▸ EXERCISE DIRECTIONS
Each record must be reproduced exactly as it is shown.

▸ INPUT ROWS
▬▬▬

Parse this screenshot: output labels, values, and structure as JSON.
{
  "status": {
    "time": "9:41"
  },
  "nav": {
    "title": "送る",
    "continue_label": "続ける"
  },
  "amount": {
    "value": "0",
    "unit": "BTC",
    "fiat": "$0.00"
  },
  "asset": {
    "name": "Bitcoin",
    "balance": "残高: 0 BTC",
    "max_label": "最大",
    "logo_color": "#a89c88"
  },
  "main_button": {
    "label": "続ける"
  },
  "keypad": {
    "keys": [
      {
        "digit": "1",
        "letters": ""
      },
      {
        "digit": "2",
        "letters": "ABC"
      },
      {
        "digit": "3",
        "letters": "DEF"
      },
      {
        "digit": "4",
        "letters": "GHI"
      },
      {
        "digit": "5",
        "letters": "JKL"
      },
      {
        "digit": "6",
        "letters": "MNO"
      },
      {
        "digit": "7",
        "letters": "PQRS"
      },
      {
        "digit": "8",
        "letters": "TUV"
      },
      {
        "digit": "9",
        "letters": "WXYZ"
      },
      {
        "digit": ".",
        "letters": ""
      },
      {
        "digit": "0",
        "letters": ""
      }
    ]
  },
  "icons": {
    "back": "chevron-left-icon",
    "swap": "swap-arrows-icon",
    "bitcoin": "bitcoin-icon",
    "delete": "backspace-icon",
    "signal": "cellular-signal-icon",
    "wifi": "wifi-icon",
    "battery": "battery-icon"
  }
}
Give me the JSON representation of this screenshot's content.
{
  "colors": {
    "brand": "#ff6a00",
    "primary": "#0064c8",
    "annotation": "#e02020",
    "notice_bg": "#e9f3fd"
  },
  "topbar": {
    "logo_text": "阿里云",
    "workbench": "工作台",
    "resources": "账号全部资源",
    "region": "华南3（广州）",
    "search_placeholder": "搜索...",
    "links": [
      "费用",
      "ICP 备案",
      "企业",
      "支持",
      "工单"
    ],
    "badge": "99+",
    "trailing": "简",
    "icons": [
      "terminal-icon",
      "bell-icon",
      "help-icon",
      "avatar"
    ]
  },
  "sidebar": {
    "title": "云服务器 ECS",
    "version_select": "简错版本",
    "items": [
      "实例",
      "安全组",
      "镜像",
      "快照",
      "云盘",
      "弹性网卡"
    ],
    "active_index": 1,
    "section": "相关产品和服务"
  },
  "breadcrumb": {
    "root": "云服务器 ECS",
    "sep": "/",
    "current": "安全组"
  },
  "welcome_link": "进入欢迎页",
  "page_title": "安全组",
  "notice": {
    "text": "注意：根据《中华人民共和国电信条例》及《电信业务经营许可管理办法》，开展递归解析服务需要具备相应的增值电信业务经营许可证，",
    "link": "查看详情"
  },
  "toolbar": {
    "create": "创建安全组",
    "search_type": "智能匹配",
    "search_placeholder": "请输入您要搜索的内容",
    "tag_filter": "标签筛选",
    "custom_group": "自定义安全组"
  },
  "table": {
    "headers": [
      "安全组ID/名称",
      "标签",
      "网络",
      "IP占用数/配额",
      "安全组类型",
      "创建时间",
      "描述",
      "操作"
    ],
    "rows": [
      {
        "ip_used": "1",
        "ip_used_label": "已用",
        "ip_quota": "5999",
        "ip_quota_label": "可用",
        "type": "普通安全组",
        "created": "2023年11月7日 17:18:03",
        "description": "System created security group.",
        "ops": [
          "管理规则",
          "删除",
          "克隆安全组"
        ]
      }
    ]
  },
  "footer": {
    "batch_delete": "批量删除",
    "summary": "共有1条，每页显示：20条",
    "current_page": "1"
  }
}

▬▬▬

▸ RESULT FOR THIS TASK
Parse this screenshot: output labels, values, and structure as JSON.
{
  "status": {
    "time": "9:41"
  },
  "nav": {
    "title": "送る",
    "continue_label": "続ける"
  },
  "amount": {
    "value": "0",
    "unit": "BTC",
    "fiat": "$0.00"
  },
  "asset": {
    "name": "Bitcoin",
    "balance": "残高: 0 BTC",
    "max_label": "最大",
    "logo_color": "#a89c88"
  },
  "main_button": {
    "label": "続ける"
  },
  "keypad": {
    "keys": [
      {
        "digit": "1",
        "letters": ""
      },
      {
        "digit": "2",
        "letters": "ABC"
      },
      {
        "digit": "3",
        "letters": "DEF"
      },
      {
        "digit": "4",
        "letters": "GHI"
      },
      {
        "digit": "5",
        "letters": "JKL"
      },
      {
        "digit": "6",
        "letters": "MNO"
      },
      {
        "digit": "7",
        "letters": "PQRS"
      },
      {
        "digit": "8",
        "letters": "TUV"
      },
      {
        "digit": "9",
        "letters": "WXYZ"
      },
      {
        "digit": ".",
        "letters": ""
      },
      {
        "digit": "0",
        "letters": ""
      }
    ]
  },
  "icons": {
    "back": "chevron-left-icon",
    "swap": "swap-arrows-icon",
    "bitcoin": "bitcoin-icon",
    "delete": "backspace-icon",
    "signal": "cellular-signal-icon",
    "wifi": "wifi-icon",
    "battery": "battery-icon"
  }
}
Give me the JSON representation of this screenshot's content.
{
  "colors": {
    "brand": "#ff6a00",
    "primary": "#0064c8",
    "annotation": "#e02020",
    "notice_bg": "#e9f3fd"
  },
  "topbar": {
    "logo_text": "阿里云",
    "workbench": "工作台",
    "resources": "账号全部资源",
    "region": "华南3（广州）",
    "search_placeholder": "搜索...",
    "links": [
      "费用",
      "ICP 备案",
      "企业",
      "支持",
      "工单"
    ],
    "badge": "99+",
    "trailing": "简",
    "icons": [
      "terminal-icon",
      "bell-icon",
      "help-icon",
      "avatar"
    ]
  },
  "sidebar": {
    "title": "云服务器 ECS",
    "version_select": "简错版本",
    "items": [
      "实例",
      "安全组",
      "镜像",
      "快照",
      "云盘",
      "弹性网卡"
    ],
    "active_index": 1,
    "section": "相关产品和服务"
  },
  "breadcrumb": {
    "root": "云服务器 ECS",
    "sep": "/",
    "current": "安全组"
  },
  "welcome_link": "进入欢迎页",
  "page_title": "安全组",
  "notice": {
    "text": "注意：根据《中华人民共和国电信条例》及《电信业务经营许可管理办法》，开展递归解析服务需要具备相应的增值电信业务经营许可证，",
    "link": "查看详情"
  },
  "toolbar": {
    "create": "创建安全组",
    "search_type": "智能匹配",
    "search_placeholder": "请输入您要搜索的内容",
    "tag_filter": "标签筛选",
    "custom_group": "自定义安全组"
  },
  "table": {
    "headers": [
      "安全组ID/名称",
      "标签",
      "网络",
      "IP占用数/配额",
      "安全组类型",
      "创建时间",
      "描述",
      "操作"
    ],
    "rows": [
      {
        "ip_used": "1",
        "ip_used_label": "已用",
        "ip_quota": "5999",
        "ip_quota_label": "可用",
        "type": "普通安全组",
        "created": "2023年11月7日 17:18:03",
        "description": "System created security group.",
        "ops": [
          "管理规则",
          "删除",
          "克隆安全组"
        ]
      }
    ]
  },
  "footer": {
    "batch_delete": "批量删除",
    "summary": "共有1条，每页显示：20条",
    "current_page": "1"
  }
}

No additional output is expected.